PROBLEMS AND TASKS.
**1.** Please set down the passage from the AngelList thread between "What’s The Real" and "gratification, severe acceleration.", inclusive.
**2.** In the publishing analogy in the AngelList thread, how many hoops must writers pass through to get an advance?

TEXT PASSAGE.
What’s The Real Deal With AngelList? - ssclafani
http://techcrunch.com/2011/02/26/angelist/
======
brianstorms
My discomfort with AngelList stems from what I see as a disproportionate
advantage on the buyer side (the investors), with less advantage going to the
seller side (the startups).

For investors, AL is a firehose of Shiny. If you're a Shiny junkie, then
connecting the IV tube of AL into your veins will keep you wired into dealflow
like nothing before. Instant gratification, severe acceleration.

For startups, you hear the occasional startup praising AL with stories like
"we posted our profile and 3 days later we have $600K woo-hoo!" but my
question is, until I see AL post detailed stats and analytics, I assume that
for every success story there are dozens, scores, or even hundreds of stories
where basically nothing happened.

I would gladly be proven wrong: Nivi, Naval?

Lastly, I get the brilliance of AL, I get that it works because there are tons
of investors signing up, but it's the scale that worries me. As it scales, the
win rate for entrepreneurs will just get worse. Has to.

A similar thing exists in the publishing world with literary agents and
editors. (Heck, there, writers (the entrepreneurs in this analogy) have to go
through TWO hoops not just one, to get an advance (investment)). There are too
many writers and not enough agents and even less publishers, it's a very very
tight funnel and rejection is the norm.

DATA PROVIDED.
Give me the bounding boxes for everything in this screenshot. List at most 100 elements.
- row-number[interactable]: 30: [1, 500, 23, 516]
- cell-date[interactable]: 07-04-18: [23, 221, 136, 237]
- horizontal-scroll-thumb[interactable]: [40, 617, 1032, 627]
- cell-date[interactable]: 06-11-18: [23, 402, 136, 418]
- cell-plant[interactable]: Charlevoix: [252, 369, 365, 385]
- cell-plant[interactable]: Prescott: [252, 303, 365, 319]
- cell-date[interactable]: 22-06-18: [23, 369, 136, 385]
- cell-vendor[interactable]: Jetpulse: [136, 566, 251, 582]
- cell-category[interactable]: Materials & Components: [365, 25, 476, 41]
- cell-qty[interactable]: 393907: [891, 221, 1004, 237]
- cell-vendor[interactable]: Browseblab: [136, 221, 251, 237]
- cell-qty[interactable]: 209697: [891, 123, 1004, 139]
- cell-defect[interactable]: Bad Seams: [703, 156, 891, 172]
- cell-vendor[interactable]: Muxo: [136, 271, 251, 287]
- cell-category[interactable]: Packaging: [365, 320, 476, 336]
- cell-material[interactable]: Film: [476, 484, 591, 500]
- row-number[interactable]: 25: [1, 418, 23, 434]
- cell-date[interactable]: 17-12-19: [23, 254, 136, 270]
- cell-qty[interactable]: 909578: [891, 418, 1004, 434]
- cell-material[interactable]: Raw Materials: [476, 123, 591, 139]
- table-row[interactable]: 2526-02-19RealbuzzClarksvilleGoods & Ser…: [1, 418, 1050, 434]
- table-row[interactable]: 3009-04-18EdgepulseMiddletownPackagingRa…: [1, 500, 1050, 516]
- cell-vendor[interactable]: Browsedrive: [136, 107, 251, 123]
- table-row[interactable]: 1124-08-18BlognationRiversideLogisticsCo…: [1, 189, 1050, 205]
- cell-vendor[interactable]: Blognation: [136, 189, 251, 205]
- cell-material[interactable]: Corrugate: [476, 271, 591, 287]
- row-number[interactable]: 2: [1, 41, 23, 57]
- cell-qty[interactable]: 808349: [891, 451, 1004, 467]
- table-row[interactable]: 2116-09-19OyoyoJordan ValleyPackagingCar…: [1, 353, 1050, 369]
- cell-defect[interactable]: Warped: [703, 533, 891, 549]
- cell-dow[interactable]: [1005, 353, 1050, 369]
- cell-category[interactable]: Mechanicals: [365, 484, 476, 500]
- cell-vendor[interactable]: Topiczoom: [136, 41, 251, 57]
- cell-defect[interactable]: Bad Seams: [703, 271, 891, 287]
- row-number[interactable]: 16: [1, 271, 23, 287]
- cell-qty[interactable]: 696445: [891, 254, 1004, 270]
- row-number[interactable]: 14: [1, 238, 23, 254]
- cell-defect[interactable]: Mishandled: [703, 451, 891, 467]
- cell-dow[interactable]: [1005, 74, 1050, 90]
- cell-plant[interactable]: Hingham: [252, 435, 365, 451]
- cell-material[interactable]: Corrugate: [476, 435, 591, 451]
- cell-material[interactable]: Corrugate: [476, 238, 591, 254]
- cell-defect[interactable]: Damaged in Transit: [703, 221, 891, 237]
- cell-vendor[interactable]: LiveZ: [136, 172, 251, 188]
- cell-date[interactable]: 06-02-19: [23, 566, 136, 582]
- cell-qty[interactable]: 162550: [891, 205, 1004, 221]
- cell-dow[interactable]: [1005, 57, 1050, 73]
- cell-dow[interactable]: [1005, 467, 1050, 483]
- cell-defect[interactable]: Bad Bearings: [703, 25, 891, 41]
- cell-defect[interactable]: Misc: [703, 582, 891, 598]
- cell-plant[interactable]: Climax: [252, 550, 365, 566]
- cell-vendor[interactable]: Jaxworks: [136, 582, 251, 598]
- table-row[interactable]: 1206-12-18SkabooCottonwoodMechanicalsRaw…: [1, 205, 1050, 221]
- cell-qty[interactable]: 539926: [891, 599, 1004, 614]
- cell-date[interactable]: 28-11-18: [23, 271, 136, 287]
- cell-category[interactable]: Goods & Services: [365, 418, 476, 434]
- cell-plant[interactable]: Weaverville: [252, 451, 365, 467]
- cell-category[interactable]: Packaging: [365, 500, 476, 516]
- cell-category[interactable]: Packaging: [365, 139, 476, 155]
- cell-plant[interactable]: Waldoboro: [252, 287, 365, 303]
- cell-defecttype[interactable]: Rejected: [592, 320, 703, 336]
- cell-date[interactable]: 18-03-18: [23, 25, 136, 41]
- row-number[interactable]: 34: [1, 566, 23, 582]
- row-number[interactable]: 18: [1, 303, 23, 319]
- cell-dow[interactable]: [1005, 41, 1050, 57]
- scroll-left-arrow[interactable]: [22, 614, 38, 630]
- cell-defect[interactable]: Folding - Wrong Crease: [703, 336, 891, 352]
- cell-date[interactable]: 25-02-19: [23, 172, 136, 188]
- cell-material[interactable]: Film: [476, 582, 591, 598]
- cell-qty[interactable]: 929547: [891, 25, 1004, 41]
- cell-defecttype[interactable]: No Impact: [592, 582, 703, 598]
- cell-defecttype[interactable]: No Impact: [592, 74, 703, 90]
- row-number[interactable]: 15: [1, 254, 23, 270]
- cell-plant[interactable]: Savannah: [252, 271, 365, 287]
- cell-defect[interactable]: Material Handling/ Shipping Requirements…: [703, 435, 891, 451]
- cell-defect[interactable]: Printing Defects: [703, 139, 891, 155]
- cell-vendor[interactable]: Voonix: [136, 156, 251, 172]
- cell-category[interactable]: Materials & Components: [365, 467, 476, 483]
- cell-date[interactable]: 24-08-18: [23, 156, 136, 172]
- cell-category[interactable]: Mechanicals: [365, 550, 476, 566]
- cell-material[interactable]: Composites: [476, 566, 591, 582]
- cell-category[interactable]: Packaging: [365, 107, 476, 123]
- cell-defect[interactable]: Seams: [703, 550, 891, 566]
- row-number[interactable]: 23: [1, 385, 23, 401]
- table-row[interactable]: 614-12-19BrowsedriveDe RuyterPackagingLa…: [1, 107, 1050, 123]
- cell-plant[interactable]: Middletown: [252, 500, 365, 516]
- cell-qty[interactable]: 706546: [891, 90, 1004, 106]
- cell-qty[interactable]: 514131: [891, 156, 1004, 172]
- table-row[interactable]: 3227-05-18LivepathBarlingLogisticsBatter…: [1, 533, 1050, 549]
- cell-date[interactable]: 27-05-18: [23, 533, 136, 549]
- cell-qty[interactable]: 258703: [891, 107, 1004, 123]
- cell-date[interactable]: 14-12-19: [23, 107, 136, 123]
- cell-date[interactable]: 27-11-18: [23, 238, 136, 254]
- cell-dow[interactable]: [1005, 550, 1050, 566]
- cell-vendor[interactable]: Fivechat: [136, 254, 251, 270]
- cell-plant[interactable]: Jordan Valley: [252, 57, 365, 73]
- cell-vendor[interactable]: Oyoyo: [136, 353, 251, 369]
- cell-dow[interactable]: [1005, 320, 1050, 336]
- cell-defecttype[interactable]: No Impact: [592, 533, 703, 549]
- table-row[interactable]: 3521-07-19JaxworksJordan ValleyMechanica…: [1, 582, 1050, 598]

ANSWERS TO EACH TASK.
**1.**
What’s The Real Deal With AngelList? - ssclafani
http://techcrunch.com/2011/02/26/angelist/
======
brianstorms
My discomfort with AngelList stems from what I see as a disproportionate
advantage on the buyer side (the investors), with less advantage going to the
seller side (the startups).

For investors, AL is a firehose of Shiny. If you're a Shiny junkie, then
connecting the IV tube of AL into your veins will keep you wired into dealflow
like nothing before. Instant gratification, severe acceleration.

**2.** Two.